■ DIRECTION
State the number of lines in the material below that have "title" in them, without any other text.

****************

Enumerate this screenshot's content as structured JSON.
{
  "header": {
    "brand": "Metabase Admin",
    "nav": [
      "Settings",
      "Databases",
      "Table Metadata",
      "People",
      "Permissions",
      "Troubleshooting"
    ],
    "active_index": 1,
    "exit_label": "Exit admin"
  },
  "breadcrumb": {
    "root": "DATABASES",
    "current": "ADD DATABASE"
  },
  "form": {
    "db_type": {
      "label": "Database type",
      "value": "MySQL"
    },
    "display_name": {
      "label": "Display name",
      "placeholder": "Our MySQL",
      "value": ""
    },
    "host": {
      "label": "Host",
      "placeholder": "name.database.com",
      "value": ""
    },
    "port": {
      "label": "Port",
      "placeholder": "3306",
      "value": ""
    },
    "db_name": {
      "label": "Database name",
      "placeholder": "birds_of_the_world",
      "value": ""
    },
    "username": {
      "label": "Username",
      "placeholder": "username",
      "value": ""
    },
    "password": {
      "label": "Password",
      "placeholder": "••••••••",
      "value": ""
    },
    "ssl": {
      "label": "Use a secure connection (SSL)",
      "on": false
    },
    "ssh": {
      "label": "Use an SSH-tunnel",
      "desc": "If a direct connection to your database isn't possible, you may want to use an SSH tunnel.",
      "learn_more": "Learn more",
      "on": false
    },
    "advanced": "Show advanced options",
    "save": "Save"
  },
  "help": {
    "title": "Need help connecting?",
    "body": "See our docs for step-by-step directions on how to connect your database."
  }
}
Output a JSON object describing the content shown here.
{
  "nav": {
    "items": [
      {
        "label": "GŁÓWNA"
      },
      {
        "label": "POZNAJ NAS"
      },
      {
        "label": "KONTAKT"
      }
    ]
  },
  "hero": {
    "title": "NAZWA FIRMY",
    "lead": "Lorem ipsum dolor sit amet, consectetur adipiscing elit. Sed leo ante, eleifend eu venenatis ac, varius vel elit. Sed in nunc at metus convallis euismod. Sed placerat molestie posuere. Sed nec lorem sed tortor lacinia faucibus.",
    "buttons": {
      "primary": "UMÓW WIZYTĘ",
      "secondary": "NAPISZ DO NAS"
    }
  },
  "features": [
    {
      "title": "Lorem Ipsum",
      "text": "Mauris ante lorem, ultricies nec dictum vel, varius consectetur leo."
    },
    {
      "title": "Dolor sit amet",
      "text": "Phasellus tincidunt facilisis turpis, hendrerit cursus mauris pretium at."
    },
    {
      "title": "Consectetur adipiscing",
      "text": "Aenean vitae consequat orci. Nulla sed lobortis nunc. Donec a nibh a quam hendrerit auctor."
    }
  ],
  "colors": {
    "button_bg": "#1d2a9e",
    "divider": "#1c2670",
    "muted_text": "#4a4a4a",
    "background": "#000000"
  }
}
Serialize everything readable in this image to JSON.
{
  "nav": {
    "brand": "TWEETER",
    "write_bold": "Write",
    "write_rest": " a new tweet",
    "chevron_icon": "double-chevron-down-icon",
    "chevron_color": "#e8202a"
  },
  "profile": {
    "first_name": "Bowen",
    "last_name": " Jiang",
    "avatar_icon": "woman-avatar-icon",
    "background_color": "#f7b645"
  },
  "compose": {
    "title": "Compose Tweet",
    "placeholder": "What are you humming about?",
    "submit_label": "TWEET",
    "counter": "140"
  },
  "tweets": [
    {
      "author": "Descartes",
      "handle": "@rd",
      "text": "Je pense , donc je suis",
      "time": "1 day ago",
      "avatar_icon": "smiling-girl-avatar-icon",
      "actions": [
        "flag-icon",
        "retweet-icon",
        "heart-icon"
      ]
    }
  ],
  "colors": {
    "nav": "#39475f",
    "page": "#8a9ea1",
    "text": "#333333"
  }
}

****************

■ SOLUTION FOR THIS TASK
6